» **WHAT YOU NEED TO DO**
Images within the entries are to be omitted; the remainder must be reproduced exactly.

[[ THE INPUT, beginning ]]

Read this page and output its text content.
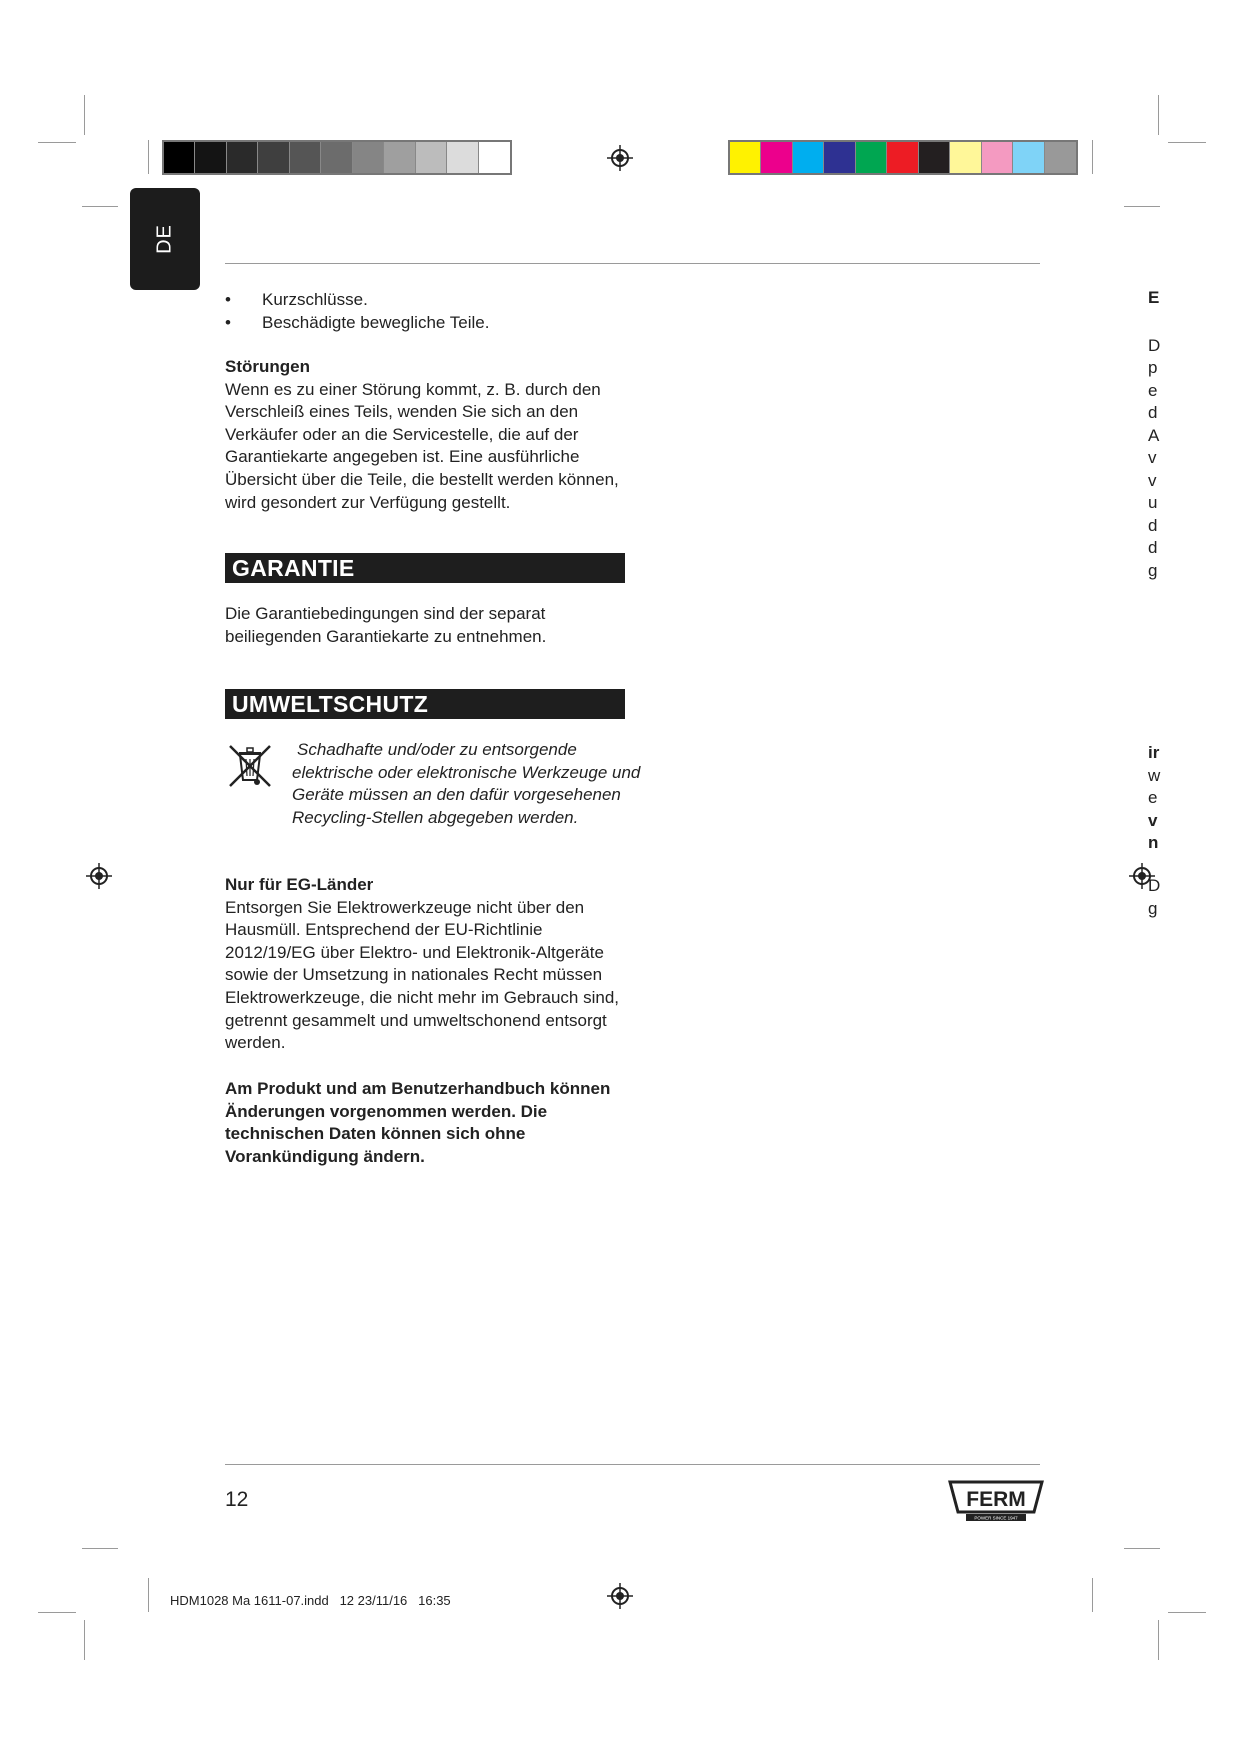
DE
• Kurzschlüsse.
• Beschädigte bewegliche Teile.
Störungen

Wenn es zu einer Störung kommt, z. B. durch den Verschleiß eines Teils, wenden Sie sich an den Verkäufer oder an die Servicestelle, die auf der Garantiekarte angegeben ist. Eine ausführliche Übersicht über die Teile, die bestellt werden können, wird gesondert zur Verfügung gestellt.

GARANTIE

Die Garantiebedingungen sind der separat beiliegenden Garantiekarte zu entnehmen.

UMWELTSCHUTZ

Schadhafte und/oder zu entsorgende elektrische oder elektronische Werkzeuge und Geräte müssen an den dafür vorgesehenen Recycling-Stellen abgegeben werden.

Nur für EG-Länder

Entsorgen Sie Elektrowerkzeuge nicht über den Hausmüll. Entsprechend der EU-Richtlinie 2012/19/EG über Elektro- und Elektronik-Altgeräte sowie der Umsetzung in nationales Recht müssen Elektrowerkzeuge, die nicht mehr im Gebrauch sind, getrennt gesammelt und umweltschonend entsorgt werden.

Am Produkt und am Benutzerhandbuch können Änderungen vorgenommen werden. Die technischen Daten können sich ohne Vorankündigung ändern.

12	FERM
POWER SINCE 1947
HDM1028 Ma 1611-07.indd   12 23/11/16   16:35
E
D
p
e
d
A
v
v
u
d
d
g
ir
w
e
v
n
D
g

[[ THE INPUT, end ]]

» **SOLUTION TO THE EXERCISE**
Read this page and output its text content.
DE
• Kurzschlüsse.
• Beschädigte bewegliche Teile.
Störungen

Wenn es zu einer Störung kommt, z. B. durch den Verschleiß eines Teils, wenden Sie sich an den Verkäufer oder an die Servicestelle, die auf der Garantiekarte angegeben ist. Eine ausführliche Übersicht über die Teile, die bestellt werden können, wird gesondert zur Verfügung gestellt.

GARANTIE

Die Garantiebedingungen sind der separat beiliegenden Garantiekarte zu entnehmen.

UMWELTSCHUTZ

Schadhafte und/oder zu entsorgende elektrische oder elektronische Werkzeuge und Geräte müssen an den dafür vorgesehenen Recycling-Stellen abgegeben werden.

Nur für EG-Länder

Entsorgen Sie Elektrowerkzeuge nicht über den Hausmüll. Entsprechend der EU-Richtlinie 2012/19/EG über Elektro- und Elektronik-Altgeräte sowie der Umsetzung in nationales Recht müssen Elektrowerkzeuge, die nicht mehr im Gebrauch sind, getrennt gesammelt und umweltschonend entsorgt werden.

Am Produkt und am Benutzerhandbuch können Änderungen vorgenommen werden. Die technischen Daten können sich ohne Vorankündigung ändern.

12	FERM
POWER SINCE 1947
HDM1028 Ma 1611-07.indd   12 23/11/16   16:35
E
D
p
e
d
A
v
v
u
d
d
g
ir
w
e
v
n
D
g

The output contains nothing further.